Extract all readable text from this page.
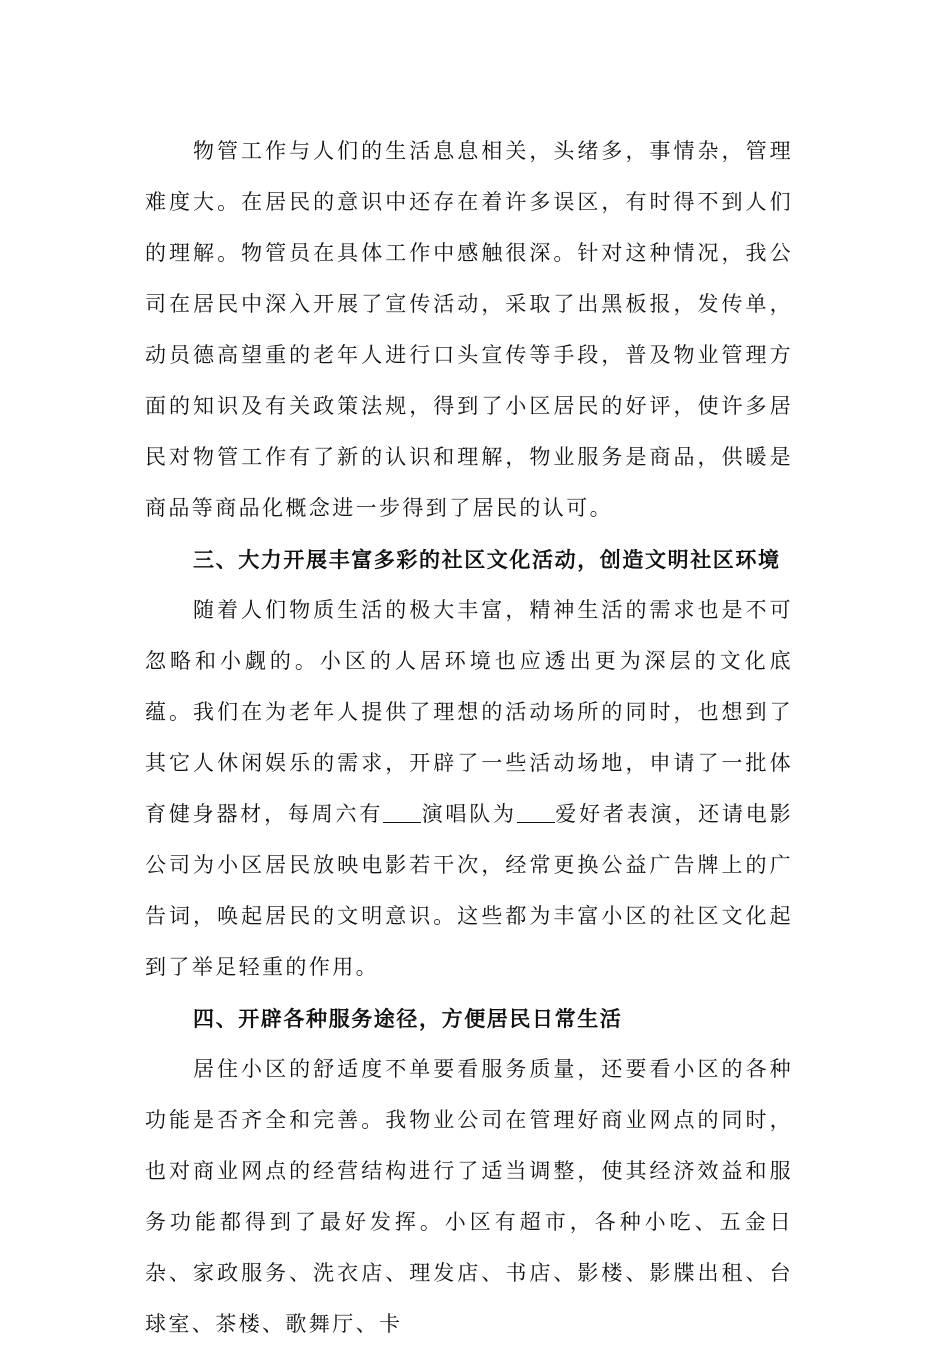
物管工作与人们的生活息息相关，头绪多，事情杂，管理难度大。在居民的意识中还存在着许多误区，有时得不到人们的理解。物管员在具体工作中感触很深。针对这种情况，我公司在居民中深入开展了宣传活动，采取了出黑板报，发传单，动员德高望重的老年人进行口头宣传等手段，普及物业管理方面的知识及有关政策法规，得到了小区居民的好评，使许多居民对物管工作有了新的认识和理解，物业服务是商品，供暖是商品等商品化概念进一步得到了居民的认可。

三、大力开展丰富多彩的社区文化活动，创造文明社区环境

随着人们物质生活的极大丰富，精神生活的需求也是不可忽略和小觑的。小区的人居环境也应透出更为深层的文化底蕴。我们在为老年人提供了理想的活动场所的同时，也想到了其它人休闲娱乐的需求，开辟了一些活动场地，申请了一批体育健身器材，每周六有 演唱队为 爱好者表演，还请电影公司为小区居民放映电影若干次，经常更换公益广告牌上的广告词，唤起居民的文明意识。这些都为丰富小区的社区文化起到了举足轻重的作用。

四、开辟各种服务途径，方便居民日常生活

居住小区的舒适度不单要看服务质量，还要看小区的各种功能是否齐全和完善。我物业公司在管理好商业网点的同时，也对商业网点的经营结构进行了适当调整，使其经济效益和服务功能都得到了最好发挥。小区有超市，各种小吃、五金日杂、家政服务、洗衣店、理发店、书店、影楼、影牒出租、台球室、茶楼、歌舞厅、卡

_EXERCISE:_ Return the listing above in full and without alteration, excluding its pictures.

_FINISHED ANSWER:_
Extract all readable text from this page.
物管工作与人们的生活息息相关，头绪多，事情杂，管理难度大。在居民的意识中还存在着许多误区，有时得不到人们的理解。物管员在具体工作中感触很深。针对这种情况，我公司在居民中深入开展了宣传活动，采取了出黑板报，发传单，动员德高望重的老年人进行口头宣传等手段，普及物业管理方面的知识及有关政策法规，得到了小区居民的好评，使许多居民对物管工作有了新的认识和理解，物业服务是商品，供暖是商品等商品化概念进一步得到了居民的认可。

三、大力开展丰富多彩的社区文化活动，创造文明社区环境

随着人们物质生活的极大丰富，精神生活的需求也是不可忽略和小觑的。小区的人居环境也应透出更为深层的文化底蕴。我们在为老年人提供了理想的活动场所的同时，也想到了其它人休闲娱乐的需求，开辟了一些活动场地，申请了一批体育健身器材，每周六有 演唱队为 爱好者表演，还请电影公司为小区居民放映电影若干次，经常更换公益广告牌上的广告词，唤起居民的文明意识。这些都为丰富小区的社区文化起到了举足轻重的作用。

四、开辟各种服务途径，方便居民日常生活

居住小区的舒适度不单要看服务质量，还要看小区的各种功能是否齐全和完善。我物业公司在管理好商业网点的同时，也对商业网点的经营结构进行了适当调整，使其经济效益和服务功能都得到了最好发挥。小区有超市，各种小吃、五金日杂、家政服务、洗衣店、理发店、书店、影楼、影牒出租、台球室、茶楼、歌舞厅、卡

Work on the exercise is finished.